TASK GOAL
In the records below, rename every "thickness-point" to "thickness-marker" and reproduce the lines with nothing else changed.

— start —

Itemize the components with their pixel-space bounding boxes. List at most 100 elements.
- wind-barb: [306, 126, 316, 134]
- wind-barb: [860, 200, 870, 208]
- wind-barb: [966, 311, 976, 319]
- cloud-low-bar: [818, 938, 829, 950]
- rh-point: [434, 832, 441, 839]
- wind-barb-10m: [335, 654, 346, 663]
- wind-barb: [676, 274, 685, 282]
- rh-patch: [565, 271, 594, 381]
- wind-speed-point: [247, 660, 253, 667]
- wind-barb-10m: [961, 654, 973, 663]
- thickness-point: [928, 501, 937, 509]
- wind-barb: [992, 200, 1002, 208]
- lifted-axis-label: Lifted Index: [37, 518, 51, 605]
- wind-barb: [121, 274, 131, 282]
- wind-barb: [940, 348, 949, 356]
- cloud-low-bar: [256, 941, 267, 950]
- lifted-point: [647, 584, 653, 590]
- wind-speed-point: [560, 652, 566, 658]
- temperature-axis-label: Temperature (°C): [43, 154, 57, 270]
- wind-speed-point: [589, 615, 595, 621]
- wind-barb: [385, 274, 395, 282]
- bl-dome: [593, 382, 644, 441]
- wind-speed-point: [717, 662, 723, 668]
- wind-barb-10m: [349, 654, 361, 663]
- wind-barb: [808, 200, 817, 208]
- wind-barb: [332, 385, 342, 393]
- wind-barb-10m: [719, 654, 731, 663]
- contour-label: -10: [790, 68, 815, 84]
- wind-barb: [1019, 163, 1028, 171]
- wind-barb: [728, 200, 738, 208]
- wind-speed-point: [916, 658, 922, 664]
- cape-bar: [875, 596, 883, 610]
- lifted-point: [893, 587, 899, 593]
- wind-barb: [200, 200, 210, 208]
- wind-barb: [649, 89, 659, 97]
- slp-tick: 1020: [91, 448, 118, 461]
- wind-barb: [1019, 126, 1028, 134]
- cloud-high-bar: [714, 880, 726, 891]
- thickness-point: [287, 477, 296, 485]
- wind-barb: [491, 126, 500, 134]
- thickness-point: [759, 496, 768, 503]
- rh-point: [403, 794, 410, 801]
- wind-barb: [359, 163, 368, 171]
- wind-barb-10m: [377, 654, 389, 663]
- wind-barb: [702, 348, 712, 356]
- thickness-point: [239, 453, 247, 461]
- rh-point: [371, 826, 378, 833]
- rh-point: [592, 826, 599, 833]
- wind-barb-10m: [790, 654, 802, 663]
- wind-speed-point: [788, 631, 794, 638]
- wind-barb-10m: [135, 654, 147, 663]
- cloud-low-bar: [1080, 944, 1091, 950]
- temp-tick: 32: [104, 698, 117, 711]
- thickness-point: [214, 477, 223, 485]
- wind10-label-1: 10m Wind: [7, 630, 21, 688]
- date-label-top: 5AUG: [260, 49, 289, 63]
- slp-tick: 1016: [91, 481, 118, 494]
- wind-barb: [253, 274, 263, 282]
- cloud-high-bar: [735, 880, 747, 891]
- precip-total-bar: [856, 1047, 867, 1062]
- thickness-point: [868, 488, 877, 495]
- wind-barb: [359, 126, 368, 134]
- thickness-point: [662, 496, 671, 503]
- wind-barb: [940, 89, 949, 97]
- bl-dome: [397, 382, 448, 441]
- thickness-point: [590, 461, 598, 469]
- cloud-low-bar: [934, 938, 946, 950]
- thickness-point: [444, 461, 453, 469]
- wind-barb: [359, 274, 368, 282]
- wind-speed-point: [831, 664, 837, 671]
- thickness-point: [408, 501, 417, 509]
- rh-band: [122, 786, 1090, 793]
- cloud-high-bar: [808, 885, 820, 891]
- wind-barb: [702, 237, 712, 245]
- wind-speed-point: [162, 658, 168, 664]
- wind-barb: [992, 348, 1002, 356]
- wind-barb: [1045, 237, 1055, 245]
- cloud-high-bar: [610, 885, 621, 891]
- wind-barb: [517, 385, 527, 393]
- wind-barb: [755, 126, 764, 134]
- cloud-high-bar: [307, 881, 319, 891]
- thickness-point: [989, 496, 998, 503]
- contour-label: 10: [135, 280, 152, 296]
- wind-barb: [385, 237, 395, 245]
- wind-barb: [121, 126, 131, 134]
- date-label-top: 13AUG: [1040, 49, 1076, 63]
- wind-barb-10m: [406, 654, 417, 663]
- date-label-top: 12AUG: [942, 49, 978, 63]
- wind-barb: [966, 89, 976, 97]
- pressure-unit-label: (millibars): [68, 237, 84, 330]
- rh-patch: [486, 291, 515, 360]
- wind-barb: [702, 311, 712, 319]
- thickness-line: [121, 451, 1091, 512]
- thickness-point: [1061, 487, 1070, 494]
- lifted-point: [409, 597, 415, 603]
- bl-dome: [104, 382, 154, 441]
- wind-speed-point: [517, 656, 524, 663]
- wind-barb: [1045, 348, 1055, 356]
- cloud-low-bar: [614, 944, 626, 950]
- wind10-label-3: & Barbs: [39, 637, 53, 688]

— end —

COMPLETE RESPONSE
Itemize the components with their pixel-space bounding boxes. List at most 100 elements.
- wind-barb: [306, 126, 316, 134]
- wind-barb: [860, 200, 870, 208]
- wind-barb: [966, 311, 976, 319]
- cloud-low-bar: [818, 938, 829, 950]
- rh-point: [434, 832, 441, 839]
- wind-barb-10m: [335, 654, 346, 663]
- wind-barb: [676, 274, 685, 282]
- rh-patch: [565, 271, 594, 381]
- wind-speed-point: [247, 660, 253, 667]
- wind-barb-10m: [961, 654, 973, 663]
- thickness-marker: [928, 501, 937, 509]
- wind-barb: [992, 200, 1002, 208]
- lifted-axis-label: Lifted Index: [37, 518, 51, 605]
- wind-barb: [121, 274, 131, 282]
- wind-barb: [940, 348, 949, 356]
- cloud-low-bar: [256, 941, 267, 950]
- lifted-point: [647, 584, 653, 590]
- wind-speed-point: [560, 652, 566, 658]
- temperature-axis-label: Temperature (°C): [43, 154, 57, 270]
- wind-speed-point: [589, 615, 595, 621]
- wind-barb: [385, 274, 395, 282]
- bl-dome: [593, 382, 644, 441]
- wind-speed-point: [717, 662, 723, 668]
- wind-barb-10m: [349, 654, 361, 663]
- wind-barb: [808, 200, 817, 208]
- wind-barb: [332, 385, 342, 393]
- wind-barb-10m: [719, 654, 731, 663]
- contour-label: -10: [790, 68, 815, 84]
- wind-barb: [1019, 163, 1028, 171]
- wind-barb: [728, 200, 738, 208]
- wind-speed-point: [916, 658, 922, 664]
- cape-bar: [875, 596, 883, 610]
- lifted-point: [893, 587, 899, 593]
- wind-barb: [200, 200, 210, 208]
- wind-barb: [649, 89, 659, 97]
- slp-tick: 1020: [91, 448, 118, 461]
- wind-barb: [1019, 126, 1028, 134]
- cloud-high-bar: [714, 880, 726, 891]
- thickness-marker: [287, 477, 296, 485]
- wind-barb: [491, 126, 500, 134]
- thickness-marker: [759, 496, 768, 503]
- rh-point: [403, 794, 410, 801]
- wind-barb: [359, 163, 368, 171]
- wind-barb-10m: [377, 654, 389, 663]
- wind-barb: [702, 348, 712, 356]
- thickness-marker: [239, 453, 247, 461]
- rh-point: [371, 826, 378, 833]
- rh-point: [592, 826, 599, 833]
- wind-barb-10m: [790, 654, 802, 663]
- wind-speed-point: [788, 631, 794, 638]
- wind-barb-10m: [135, 654, 147, 663]
- cloud-low-bar: [1080, 944, 1091, 950]
- temp-tick: 32: [104, 698, 117, 711]
- thickness-marker: [214, 477, 223, 485]
- wind10-label-1: 10m Wind: [7, 630, 21, 688]
- date-label-top: 5AUG: [260, 49, 289, 63]
- slp-tick: 1016: [91, 481, 118, 494]
- wind-barb: [253, 274, 263, 282]
- cloud-high-bar: [735, 880, 747, 891]
- precip-total-bar: [856, 1047, 867, 1062]
- thickness-marker: [868, 488, 877, 495]
- wind-barb: [359, 126, 368, 134]
- thickness-marker: [662, 496, 671, 503]
- wind-barb: [940, 89, 949, 97]
- bl-dome: [397, 382, 448, 441]
- thickness-marker: [590, 461, 598, 469]
- cloud-low-bar: [934, 938, 946, 950]
- thickness-marker: [444, 461, 453, 469]
- wind-barb: [359, 274, 368, 282]
- wind-speed-point: [831, 664, 837, 671]
- thickness-marker: [408, 501, 417, 509]
- rh-band: [122, 786, 1090, 793]
- cloud-high-bar: [808, 885, 820, 891]
- wind-barb: [702, 237, 712, 245]
- wind-speed-point: [162, 658, 168, 664]
- wind-barb: [992, 348, 1002, 356]
- wind-barb: [1045, 237, 1055, 245]
- cloud-high-bar: [610, 885, 621, 891]
- wind-barb: [517, 385, 527, 393]
- wind-barb: [755, 126, 764, 134]
- cloud-high-bar: [307, 881, 319, 891]
- thickness-marker: [989, 496, 998, 503]
- contour-label: 10: [135, 280, 152, 296]
- wind-barb: [385, 237, 395, 245]
- wind-barb: [121, 126, 131, 134]
- date-label-top: 13AUG: [1040, 49, 1076, 63]
- wind-barb-10m: [406, 654, 417, 663]
- date-label-top: 12AUG: [942, 49, 978, 63]
- wind-barb: [966, 89, 976, 97]
- pressure-unit-label: (millibars): [68, 237, 84, 330]
- rh-patch: [486, 291, 515, 360]
- wind-barb: [702, 311, 712, 319]
- thickness-line: [121, 451, 1091, 512]
- thickness-marker: [1061, 487, 1070, 494]
- lifted-point: [409, 597, 415, 603]
- bl-dome: [104, 382, 154, 441]
- wind-speed-point: [517, 656, 524, 663]
- wind-barb: [1045, 348, 1055, 356]
- cloud-low-bar: [614, 944, 626, 950]
- wind10-label-3: & Barbs: [39, 637, 53, 688]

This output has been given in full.